### Job
Check every line below for the word "הסרטן" and copy each one that has it.

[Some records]
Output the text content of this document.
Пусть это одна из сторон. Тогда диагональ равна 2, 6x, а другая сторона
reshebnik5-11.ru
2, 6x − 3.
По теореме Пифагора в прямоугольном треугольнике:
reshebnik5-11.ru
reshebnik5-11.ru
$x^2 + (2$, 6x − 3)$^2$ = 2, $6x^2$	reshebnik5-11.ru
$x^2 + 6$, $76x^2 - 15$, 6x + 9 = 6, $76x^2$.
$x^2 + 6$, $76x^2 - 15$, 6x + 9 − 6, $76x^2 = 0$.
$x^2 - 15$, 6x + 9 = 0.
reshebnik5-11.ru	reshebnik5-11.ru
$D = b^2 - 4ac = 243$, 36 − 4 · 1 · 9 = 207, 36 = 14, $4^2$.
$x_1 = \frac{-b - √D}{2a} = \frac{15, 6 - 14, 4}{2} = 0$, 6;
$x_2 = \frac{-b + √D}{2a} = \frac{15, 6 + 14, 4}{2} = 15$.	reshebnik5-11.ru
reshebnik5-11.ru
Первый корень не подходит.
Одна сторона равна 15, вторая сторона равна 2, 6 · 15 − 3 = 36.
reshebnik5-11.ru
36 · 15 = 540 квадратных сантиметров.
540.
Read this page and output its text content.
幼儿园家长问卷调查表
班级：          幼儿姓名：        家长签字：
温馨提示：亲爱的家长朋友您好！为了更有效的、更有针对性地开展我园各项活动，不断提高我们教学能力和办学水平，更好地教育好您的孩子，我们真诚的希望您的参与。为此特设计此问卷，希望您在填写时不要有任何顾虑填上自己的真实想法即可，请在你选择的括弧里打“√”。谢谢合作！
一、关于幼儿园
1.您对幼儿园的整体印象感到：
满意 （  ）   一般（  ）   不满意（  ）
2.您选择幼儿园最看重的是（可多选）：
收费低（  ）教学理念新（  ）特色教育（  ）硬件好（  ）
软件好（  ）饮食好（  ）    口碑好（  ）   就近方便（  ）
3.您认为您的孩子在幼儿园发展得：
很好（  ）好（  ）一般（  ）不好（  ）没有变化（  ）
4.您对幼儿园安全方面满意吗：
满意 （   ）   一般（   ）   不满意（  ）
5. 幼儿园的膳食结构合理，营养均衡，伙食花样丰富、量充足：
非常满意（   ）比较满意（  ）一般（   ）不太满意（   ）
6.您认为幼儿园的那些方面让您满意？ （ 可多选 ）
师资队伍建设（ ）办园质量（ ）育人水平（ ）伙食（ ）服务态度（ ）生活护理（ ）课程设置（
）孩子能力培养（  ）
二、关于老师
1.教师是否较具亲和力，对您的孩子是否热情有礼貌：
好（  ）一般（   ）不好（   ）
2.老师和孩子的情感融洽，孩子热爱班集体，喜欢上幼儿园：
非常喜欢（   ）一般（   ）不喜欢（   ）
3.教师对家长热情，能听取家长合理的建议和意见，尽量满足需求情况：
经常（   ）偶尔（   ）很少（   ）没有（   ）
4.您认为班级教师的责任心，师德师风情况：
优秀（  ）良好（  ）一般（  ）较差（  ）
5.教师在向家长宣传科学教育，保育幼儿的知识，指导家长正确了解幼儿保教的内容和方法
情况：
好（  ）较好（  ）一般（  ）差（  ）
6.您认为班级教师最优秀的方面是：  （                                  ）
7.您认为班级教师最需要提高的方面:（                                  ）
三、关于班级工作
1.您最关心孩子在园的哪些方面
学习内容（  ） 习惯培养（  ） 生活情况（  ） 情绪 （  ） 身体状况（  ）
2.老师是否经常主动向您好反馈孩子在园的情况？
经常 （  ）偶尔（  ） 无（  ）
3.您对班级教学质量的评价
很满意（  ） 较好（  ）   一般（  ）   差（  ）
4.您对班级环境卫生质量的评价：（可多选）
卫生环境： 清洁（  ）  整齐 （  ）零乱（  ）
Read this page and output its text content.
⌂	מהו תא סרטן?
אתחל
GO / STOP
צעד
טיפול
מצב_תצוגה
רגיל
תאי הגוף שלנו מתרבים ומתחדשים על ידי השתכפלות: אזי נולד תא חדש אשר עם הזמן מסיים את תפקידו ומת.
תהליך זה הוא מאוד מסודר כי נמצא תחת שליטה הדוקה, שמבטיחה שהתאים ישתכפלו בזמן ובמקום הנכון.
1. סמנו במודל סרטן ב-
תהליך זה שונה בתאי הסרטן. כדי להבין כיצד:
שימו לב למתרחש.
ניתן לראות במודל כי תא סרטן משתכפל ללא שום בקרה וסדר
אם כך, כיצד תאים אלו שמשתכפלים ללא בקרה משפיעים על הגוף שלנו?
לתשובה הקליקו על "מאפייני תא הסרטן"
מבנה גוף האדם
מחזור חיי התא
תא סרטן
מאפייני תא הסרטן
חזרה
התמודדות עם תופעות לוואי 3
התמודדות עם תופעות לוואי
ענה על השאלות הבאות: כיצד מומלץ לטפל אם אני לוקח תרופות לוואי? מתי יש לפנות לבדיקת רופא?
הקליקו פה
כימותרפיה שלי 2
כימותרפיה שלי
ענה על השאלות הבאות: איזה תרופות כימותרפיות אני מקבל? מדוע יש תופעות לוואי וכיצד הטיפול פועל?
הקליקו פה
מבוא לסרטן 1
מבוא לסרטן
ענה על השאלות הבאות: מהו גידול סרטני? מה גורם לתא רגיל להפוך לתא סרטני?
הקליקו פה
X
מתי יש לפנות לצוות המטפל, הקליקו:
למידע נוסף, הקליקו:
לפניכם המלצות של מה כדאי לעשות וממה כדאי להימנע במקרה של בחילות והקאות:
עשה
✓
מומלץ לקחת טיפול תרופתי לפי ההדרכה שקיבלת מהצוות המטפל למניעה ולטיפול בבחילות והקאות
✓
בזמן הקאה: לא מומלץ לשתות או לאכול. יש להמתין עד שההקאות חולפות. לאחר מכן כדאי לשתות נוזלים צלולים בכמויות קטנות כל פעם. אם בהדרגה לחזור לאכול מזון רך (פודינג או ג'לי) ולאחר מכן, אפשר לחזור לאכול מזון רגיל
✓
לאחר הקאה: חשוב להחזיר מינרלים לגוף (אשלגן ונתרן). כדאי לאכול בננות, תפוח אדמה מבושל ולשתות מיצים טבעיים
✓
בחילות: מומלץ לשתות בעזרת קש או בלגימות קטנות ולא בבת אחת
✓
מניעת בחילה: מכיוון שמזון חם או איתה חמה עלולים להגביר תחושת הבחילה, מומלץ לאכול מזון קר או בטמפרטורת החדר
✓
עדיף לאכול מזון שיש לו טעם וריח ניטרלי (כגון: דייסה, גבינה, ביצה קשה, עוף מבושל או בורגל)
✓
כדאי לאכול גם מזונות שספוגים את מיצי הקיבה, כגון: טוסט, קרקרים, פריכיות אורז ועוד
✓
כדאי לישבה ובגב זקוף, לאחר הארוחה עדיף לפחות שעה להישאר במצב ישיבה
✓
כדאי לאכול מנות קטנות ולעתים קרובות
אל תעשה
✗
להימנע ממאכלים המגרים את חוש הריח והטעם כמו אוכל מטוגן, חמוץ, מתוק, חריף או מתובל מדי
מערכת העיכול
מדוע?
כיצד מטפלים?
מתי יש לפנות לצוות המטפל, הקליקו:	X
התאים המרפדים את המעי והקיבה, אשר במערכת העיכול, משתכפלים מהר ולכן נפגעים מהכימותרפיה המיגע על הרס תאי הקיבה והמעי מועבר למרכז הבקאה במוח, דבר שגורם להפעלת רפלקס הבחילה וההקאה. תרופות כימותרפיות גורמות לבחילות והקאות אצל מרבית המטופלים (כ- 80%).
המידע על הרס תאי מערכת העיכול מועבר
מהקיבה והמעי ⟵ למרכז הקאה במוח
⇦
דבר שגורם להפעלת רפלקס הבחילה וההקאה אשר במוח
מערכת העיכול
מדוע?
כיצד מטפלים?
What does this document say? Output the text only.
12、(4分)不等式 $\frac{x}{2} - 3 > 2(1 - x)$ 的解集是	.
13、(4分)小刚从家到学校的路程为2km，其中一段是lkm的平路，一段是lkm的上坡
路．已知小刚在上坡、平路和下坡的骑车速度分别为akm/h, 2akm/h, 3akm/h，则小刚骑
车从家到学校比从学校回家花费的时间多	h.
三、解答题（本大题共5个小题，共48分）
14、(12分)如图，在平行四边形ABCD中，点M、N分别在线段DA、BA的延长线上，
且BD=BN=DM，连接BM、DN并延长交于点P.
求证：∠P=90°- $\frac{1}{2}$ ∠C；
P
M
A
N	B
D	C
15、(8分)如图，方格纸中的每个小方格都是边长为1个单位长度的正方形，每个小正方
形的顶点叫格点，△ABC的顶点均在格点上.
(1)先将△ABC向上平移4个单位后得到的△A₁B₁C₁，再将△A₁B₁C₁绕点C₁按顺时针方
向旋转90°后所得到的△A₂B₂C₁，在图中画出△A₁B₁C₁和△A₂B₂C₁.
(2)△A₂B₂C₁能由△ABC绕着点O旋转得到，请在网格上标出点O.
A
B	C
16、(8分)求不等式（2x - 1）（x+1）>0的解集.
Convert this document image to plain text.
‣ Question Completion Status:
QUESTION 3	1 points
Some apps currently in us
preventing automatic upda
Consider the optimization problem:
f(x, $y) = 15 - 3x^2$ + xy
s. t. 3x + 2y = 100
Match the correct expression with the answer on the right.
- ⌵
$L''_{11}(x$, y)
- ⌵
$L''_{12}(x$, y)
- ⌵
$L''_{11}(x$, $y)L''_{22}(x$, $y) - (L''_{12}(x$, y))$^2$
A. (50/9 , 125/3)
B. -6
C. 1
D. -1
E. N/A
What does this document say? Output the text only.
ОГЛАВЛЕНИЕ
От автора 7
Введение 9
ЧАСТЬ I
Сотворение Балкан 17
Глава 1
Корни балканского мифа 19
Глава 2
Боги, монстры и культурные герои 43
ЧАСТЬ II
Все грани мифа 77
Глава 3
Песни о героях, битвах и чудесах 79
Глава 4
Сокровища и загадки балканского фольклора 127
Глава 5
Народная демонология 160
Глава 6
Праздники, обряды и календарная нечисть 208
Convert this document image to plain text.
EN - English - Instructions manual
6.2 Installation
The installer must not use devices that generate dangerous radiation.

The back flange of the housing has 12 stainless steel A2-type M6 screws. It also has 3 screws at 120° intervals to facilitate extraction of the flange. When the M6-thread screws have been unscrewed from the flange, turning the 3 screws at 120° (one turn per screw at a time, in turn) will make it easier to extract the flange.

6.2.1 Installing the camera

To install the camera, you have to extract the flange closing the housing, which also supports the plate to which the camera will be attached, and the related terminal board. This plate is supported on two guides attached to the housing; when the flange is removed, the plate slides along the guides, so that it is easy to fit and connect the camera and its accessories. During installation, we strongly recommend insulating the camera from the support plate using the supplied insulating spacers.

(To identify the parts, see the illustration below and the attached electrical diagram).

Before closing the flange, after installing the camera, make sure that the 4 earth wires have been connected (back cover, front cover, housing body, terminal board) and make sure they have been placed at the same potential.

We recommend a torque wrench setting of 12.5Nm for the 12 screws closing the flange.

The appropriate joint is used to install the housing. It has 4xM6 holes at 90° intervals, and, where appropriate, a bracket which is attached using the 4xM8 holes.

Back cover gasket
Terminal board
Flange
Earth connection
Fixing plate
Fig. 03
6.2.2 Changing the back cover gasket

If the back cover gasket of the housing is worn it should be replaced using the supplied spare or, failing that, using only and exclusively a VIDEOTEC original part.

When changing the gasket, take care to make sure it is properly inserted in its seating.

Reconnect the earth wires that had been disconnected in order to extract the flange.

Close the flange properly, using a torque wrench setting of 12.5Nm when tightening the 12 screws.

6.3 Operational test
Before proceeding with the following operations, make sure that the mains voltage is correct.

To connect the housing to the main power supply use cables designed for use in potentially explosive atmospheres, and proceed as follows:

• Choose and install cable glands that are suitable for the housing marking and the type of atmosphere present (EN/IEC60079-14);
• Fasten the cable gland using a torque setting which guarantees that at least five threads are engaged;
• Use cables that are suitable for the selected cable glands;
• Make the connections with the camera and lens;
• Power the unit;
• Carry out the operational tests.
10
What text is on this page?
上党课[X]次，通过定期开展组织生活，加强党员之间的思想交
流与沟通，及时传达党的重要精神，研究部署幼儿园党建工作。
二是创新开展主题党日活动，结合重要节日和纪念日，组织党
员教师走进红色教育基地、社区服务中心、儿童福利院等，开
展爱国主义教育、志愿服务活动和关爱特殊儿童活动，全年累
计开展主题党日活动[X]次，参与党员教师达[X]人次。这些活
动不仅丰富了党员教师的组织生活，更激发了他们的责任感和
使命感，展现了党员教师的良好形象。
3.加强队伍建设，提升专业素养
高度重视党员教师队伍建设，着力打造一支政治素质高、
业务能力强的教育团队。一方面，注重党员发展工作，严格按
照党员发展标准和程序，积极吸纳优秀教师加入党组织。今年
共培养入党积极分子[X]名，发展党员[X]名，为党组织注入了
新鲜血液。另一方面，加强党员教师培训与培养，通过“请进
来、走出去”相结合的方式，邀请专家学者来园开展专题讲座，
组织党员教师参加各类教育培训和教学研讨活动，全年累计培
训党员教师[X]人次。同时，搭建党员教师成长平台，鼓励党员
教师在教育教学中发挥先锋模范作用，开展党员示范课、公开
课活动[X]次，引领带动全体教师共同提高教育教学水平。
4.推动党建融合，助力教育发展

### The output
תהליך זה שונה בתאי הסרטן. כדי להבין כיצד:
לתשובה הקליקו על "מאפייני תא הסרטן"
מאפייני תא הסרטן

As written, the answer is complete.